## START DATA ENTRIES

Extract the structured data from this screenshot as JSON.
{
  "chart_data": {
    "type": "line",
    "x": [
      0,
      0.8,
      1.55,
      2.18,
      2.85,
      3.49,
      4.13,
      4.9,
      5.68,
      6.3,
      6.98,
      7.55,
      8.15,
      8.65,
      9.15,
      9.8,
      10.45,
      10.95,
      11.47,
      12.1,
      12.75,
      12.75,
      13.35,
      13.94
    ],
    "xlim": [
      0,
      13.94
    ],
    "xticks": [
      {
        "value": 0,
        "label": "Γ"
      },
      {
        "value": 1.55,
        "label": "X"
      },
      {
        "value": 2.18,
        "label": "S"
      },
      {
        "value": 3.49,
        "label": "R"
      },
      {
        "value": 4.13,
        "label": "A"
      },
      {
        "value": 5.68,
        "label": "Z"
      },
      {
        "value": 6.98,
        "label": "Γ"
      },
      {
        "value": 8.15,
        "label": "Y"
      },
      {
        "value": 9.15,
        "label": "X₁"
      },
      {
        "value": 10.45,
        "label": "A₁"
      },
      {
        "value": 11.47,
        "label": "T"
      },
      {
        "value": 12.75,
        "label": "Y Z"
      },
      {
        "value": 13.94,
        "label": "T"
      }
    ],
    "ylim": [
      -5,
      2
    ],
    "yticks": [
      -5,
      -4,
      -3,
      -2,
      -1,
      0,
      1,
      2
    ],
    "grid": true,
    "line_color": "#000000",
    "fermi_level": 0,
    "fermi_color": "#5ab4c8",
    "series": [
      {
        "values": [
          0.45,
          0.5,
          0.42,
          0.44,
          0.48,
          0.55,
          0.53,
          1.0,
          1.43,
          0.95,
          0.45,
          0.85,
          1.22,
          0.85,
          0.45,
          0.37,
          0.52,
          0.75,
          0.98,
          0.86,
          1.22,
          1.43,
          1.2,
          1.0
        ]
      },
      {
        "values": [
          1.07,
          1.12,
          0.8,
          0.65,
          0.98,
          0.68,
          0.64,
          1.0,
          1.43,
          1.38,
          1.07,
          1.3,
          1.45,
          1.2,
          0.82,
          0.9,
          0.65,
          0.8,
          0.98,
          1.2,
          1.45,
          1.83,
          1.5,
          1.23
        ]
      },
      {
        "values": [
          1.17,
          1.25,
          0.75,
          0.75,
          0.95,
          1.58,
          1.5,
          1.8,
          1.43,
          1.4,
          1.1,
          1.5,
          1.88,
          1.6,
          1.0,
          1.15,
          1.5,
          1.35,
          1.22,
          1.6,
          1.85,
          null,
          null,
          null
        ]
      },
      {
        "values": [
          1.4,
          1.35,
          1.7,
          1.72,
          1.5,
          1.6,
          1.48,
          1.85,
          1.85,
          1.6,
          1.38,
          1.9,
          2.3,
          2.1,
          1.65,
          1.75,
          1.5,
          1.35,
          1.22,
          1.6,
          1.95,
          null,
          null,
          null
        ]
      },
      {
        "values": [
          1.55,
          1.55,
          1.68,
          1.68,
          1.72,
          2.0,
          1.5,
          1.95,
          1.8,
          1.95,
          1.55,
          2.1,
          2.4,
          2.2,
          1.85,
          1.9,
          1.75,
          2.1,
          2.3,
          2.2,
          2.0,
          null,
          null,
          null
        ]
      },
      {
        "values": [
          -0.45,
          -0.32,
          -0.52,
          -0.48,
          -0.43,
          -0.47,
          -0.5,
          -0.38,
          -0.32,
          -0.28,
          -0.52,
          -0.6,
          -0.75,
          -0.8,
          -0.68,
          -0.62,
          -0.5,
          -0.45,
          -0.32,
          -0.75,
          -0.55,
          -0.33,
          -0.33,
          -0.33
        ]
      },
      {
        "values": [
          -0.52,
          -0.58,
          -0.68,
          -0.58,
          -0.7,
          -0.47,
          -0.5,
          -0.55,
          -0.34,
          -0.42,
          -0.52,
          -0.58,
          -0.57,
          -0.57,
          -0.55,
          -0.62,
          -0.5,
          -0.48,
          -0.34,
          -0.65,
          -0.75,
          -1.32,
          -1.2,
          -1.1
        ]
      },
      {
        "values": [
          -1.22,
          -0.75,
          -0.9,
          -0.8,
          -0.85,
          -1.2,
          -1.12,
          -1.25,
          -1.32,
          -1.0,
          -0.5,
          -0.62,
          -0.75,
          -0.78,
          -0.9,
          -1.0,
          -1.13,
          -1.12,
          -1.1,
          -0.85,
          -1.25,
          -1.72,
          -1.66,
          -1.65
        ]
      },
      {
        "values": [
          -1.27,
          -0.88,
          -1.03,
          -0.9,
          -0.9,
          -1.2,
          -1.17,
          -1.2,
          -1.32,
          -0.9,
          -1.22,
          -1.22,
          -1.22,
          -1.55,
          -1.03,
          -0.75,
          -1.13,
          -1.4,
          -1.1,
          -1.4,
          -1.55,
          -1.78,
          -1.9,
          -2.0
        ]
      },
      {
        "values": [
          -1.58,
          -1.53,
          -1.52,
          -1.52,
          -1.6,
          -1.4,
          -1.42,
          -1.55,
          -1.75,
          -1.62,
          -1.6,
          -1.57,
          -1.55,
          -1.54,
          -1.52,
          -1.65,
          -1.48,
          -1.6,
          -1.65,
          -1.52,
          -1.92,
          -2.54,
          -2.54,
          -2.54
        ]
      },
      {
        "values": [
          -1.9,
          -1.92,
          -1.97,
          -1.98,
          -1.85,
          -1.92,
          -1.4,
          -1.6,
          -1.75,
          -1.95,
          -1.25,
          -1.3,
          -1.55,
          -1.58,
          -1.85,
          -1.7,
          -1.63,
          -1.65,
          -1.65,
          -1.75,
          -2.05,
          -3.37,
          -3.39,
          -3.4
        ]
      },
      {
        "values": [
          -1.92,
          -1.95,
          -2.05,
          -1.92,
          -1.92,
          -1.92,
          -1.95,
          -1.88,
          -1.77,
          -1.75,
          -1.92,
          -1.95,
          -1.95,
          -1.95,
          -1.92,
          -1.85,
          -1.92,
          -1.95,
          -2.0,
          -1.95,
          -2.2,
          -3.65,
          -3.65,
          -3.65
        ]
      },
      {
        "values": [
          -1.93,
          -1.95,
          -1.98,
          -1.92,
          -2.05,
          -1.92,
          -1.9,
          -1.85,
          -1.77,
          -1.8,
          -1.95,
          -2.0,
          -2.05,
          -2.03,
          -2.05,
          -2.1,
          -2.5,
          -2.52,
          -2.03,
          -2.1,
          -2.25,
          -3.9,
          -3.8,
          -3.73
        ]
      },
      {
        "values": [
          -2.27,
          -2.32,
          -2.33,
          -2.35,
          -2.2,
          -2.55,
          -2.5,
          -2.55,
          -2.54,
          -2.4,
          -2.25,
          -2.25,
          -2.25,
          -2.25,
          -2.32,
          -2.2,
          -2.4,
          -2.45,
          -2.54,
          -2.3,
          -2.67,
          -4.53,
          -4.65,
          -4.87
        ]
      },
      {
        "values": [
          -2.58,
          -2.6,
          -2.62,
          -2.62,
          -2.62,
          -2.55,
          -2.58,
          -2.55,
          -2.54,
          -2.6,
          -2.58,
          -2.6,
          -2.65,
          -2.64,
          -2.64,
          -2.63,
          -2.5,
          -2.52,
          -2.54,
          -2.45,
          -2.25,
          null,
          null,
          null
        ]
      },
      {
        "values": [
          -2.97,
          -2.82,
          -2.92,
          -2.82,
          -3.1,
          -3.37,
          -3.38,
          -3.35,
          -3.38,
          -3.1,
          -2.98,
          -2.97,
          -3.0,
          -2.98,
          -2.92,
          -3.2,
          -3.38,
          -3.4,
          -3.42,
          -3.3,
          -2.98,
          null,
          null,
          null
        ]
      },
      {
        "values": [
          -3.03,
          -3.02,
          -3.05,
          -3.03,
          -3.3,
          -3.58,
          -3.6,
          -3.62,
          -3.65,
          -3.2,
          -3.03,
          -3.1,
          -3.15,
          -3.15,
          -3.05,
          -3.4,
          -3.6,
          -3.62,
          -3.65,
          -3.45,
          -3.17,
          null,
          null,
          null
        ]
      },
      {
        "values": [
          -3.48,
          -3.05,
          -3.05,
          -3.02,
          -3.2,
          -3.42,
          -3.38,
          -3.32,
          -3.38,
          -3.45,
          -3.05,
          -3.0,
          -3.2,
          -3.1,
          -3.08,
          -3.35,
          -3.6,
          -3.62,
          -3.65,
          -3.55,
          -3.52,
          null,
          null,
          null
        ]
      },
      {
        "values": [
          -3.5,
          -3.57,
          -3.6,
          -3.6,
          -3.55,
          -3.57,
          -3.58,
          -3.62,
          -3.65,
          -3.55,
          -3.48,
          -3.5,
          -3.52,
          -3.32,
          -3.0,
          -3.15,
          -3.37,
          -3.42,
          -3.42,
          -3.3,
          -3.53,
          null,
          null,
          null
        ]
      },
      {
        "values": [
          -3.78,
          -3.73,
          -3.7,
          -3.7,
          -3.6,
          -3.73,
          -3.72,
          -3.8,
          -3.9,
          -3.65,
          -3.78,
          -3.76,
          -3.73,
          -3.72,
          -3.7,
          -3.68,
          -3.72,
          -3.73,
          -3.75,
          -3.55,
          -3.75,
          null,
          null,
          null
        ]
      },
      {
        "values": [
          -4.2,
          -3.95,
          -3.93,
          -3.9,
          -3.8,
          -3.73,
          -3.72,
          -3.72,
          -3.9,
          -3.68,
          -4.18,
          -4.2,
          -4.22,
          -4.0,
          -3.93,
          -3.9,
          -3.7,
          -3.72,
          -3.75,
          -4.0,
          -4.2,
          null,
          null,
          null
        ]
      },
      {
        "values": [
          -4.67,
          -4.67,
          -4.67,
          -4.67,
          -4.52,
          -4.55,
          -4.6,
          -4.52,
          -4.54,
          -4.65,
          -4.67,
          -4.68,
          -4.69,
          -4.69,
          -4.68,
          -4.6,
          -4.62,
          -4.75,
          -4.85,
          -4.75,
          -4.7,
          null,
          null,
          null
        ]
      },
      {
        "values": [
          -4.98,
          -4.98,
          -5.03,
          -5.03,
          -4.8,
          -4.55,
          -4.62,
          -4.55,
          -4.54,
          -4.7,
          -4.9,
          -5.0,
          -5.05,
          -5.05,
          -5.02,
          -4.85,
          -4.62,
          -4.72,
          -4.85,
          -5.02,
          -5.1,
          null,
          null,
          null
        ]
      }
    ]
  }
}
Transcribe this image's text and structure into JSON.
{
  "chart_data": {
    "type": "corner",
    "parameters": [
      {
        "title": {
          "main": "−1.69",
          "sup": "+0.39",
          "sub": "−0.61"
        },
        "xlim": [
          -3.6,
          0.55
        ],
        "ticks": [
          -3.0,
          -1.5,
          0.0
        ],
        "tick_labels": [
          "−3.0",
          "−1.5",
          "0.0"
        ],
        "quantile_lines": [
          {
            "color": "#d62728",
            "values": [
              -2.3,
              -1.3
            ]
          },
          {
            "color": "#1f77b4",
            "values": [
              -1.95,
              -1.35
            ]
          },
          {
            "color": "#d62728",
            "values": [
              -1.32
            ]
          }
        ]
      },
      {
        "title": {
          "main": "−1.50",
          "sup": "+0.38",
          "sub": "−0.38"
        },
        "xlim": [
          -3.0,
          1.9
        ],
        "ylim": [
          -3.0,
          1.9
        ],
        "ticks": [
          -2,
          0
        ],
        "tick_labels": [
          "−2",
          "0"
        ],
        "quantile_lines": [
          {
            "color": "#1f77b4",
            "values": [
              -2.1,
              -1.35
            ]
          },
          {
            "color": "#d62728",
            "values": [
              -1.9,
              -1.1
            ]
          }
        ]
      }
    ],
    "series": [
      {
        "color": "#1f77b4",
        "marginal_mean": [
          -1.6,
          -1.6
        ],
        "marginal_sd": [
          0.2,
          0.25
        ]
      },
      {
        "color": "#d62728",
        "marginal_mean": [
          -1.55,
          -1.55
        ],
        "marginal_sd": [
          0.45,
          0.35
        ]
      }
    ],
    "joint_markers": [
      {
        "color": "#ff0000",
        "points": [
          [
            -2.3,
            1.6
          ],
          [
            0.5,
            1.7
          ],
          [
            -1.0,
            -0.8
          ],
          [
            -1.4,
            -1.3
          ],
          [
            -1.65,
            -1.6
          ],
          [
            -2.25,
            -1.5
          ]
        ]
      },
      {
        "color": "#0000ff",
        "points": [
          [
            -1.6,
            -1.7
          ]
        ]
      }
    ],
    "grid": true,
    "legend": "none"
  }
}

## END DATA ENTRIES

Look through the entries and find each line that has the string "this". Copy those lines.

SOLUTION TO THE PROBLEM -
Extract the structured data from this screenshot as JSON.
Transcribe this image's text and structure into JSON.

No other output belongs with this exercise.